[BEGIN RECORDS]

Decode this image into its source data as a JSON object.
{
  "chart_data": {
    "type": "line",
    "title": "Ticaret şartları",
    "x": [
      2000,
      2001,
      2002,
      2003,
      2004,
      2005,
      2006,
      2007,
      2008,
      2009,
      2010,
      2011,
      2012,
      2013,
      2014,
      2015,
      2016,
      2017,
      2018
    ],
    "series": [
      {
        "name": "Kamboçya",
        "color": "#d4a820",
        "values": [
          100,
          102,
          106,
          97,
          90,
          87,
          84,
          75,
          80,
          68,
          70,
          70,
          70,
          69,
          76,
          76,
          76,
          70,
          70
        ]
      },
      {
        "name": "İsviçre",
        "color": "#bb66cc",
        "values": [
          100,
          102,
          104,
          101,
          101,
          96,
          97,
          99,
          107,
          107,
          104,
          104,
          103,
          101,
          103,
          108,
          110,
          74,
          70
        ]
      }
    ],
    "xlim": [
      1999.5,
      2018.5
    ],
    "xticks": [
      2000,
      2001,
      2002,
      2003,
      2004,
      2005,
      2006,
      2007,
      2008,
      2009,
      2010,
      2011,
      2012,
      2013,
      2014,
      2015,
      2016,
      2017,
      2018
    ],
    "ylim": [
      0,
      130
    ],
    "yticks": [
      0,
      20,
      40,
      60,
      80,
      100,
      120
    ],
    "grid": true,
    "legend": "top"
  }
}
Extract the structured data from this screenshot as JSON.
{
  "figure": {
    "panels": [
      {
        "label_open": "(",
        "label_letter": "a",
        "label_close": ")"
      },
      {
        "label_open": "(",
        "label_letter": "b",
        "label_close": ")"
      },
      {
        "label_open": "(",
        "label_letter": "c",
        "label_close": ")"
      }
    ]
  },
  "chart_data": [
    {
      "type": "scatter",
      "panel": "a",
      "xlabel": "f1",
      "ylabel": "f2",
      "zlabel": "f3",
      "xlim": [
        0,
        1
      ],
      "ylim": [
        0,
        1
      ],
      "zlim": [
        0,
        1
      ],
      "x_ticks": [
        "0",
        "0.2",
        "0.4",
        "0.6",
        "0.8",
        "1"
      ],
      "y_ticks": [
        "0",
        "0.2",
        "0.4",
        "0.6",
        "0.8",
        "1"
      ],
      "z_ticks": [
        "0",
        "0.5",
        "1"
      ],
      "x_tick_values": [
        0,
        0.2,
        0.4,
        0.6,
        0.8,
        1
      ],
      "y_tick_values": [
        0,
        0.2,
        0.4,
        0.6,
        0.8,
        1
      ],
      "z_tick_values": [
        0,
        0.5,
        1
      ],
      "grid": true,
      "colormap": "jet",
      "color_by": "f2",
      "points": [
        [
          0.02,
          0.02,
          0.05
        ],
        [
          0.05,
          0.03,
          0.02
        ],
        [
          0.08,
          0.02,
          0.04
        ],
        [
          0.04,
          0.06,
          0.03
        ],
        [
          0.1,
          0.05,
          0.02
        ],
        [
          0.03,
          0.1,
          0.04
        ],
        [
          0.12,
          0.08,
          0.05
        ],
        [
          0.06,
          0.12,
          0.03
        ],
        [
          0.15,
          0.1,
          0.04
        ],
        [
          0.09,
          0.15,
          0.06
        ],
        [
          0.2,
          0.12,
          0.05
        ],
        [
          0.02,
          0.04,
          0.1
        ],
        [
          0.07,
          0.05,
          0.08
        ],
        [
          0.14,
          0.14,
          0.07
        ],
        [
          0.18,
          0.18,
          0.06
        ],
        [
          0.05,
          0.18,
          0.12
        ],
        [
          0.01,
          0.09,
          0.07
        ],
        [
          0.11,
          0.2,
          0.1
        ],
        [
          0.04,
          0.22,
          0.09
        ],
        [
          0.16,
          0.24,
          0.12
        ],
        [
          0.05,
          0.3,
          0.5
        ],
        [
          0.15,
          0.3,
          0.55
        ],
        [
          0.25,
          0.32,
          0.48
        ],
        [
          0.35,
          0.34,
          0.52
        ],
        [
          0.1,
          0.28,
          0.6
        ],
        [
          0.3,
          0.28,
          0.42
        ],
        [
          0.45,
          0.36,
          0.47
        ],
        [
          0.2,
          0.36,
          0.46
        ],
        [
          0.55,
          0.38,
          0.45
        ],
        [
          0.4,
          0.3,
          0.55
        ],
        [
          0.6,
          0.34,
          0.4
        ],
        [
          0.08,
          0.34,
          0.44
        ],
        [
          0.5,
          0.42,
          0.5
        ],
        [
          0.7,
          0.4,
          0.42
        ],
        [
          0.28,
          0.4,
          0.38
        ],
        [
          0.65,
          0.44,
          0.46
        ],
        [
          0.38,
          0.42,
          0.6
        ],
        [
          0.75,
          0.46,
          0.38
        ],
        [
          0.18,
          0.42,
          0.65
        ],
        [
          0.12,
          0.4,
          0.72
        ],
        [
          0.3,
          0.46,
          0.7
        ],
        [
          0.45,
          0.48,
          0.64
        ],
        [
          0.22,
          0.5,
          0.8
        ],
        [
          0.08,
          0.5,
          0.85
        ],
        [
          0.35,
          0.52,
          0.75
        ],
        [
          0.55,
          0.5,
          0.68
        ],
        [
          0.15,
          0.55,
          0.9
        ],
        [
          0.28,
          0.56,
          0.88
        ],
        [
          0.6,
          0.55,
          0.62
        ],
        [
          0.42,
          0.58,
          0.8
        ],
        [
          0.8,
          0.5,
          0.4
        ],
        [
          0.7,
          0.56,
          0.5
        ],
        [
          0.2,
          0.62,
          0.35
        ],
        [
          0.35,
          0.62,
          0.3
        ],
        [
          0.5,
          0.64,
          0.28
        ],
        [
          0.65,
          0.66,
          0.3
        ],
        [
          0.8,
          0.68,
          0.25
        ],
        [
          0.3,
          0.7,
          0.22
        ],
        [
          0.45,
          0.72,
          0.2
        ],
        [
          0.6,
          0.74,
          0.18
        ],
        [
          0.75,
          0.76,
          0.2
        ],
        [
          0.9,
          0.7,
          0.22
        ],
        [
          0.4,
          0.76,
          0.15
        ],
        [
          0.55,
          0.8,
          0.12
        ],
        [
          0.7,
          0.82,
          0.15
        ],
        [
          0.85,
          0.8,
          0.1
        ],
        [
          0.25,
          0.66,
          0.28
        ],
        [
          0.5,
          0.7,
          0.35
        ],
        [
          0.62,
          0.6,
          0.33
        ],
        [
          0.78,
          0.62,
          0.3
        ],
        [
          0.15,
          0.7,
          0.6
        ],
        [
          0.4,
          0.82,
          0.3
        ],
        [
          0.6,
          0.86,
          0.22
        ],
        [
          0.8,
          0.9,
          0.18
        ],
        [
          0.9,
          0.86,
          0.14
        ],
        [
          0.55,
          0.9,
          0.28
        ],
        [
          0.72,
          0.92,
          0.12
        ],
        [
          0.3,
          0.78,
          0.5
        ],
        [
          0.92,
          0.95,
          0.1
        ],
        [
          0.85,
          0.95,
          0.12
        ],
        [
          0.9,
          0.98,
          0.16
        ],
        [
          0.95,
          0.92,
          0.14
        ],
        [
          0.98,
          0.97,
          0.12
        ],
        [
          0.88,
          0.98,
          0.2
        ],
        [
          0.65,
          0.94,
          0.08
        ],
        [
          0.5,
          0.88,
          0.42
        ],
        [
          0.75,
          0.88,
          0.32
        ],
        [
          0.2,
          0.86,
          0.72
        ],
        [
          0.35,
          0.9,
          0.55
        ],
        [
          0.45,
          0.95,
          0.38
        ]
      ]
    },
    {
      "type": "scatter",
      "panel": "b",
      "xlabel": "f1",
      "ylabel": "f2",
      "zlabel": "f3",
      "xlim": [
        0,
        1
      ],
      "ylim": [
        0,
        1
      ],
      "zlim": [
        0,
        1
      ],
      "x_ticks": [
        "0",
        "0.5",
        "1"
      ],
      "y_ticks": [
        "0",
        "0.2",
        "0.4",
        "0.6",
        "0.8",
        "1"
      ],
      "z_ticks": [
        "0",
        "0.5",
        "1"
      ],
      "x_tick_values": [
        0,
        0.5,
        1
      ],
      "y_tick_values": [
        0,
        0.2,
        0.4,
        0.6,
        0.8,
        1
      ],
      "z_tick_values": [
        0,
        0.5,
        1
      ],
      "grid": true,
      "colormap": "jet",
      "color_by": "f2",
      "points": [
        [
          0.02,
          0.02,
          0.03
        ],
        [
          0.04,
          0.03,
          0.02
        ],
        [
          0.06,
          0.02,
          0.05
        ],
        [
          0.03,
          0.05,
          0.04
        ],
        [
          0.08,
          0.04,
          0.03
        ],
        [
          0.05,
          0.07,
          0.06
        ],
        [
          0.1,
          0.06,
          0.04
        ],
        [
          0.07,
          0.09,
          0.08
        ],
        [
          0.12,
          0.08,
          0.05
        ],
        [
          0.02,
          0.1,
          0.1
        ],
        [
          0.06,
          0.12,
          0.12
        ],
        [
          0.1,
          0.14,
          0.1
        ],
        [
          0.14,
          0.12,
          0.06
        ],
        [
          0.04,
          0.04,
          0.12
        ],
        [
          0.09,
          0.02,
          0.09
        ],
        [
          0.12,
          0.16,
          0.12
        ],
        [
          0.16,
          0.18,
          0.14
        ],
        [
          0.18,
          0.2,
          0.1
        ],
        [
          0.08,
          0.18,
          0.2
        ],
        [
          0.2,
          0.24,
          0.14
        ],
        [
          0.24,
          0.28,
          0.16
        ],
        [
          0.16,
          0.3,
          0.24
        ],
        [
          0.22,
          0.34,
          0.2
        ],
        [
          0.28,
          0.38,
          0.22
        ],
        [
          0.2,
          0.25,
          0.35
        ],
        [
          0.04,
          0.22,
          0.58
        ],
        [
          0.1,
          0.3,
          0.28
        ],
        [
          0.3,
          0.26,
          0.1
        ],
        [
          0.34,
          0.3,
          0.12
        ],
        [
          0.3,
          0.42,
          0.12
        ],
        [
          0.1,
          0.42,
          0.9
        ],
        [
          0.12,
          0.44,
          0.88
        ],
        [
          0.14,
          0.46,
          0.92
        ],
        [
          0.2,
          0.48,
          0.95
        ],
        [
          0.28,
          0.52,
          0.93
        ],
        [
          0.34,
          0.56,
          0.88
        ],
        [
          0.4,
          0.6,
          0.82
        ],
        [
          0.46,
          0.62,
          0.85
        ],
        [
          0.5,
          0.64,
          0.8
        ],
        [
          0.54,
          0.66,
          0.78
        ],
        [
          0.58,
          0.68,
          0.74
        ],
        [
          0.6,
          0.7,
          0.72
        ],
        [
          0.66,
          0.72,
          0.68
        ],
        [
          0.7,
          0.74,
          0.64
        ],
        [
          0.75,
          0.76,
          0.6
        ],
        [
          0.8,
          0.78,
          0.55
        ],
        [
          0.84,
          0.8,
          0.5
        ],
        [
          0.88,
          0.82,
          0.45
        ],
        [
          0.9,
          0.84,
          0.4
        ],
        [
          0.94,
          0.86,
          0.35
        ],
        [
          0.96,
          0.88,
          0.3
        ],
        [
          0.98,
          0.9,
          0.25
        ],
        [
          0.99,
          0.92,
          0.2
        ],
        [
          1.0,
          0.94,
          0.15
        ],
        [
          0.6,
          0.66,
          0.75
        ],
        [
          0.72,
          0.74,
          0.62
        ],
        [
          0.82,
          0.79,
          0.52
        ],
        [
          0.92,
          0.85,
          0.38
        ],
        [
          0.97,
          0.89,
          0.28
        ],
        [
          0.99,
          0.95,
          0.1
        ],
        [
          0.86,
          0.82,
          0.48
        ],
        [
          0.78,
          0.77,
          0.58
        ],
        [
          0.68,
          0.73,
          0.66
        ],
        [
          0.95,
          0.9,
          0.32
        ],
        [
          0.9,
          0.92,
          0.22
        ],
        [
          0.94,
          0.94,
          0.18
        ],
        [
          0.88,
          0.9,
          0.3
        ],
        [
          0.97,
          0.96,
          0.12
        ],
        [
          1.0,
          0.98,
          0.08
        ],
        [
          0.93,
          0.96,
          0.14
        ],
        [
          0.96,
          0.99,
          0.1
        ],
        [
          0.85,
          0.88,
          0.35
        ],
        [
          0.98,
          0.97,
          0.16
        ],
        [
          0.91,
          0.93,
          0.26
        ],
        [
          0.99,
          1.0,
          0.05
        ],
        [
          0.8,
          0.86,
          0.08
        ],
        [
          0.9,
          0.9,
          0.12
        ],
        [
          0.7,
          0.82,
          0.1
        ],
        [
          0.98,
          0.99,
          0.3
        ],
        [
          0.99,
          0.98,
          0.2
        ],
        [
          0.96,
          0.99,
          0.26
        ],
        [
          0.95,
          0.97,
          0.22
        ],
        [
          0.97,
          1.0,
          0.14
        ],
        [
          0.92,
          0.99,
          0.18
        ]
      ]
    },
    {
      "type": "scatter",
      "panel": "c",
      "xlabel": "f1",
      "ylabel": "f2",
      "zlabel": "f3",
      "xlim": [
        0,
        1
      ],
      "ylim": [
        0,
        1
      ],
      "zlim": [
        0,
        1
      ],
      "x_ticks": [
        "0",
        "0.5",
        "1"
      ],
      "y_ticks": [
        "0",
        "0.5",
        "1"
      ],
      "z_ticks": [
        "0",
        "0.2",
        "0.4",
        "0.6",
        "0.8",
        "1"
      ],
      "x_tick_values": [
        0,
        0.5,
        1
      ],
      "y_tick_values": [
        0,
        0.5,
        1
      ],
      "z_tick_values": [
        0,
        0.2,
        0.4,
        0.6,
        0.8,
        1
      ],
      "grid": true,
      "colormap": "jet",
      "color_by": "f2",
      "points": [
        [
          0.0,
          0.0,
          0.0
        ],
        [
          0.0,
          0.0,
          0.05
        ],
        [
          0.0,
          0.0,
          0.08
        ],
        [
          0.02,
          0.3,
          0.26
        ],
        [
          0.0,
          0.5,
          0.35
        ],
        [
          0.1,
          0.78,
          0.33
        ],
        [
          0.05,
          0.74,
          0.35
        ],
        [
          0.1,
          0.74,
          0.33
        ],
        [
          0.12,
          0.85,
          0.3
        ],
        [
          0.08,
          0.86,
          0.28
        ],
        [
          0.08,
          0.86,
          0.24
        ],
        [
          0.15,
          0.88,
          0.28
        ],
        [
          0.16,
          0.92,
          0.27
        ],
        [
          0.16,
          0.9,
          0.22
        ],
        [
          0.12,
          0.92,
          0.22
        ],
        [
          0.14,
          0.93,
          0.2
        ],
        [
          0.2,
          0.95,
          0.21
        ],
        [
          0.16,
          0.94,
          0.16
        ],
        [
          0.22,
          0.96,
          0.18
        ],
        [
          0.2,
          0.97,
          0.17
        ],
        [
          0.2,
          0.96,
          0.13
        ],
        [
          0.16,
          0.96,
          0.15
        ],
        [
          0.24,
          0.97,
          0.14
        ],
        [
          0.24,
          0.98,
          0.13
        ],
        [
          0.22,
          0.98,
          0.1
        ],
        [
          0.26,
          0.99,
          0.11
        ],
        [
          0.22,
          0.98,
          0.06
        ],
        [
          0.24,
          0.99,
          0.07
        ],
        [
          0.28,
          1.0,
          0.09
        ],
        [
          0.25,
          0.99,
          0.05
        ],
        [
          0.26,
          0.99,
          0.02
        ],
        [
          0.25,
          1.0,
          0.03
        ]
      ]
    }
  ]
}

[END RECORDS]

▸ AIM OF THE TASK
Copy out the lines that hold "JSON".

▸ ANSWER BELOW
Decode this image into its source data as a JSON object.
Extract the structured data from this screenshot as JSON.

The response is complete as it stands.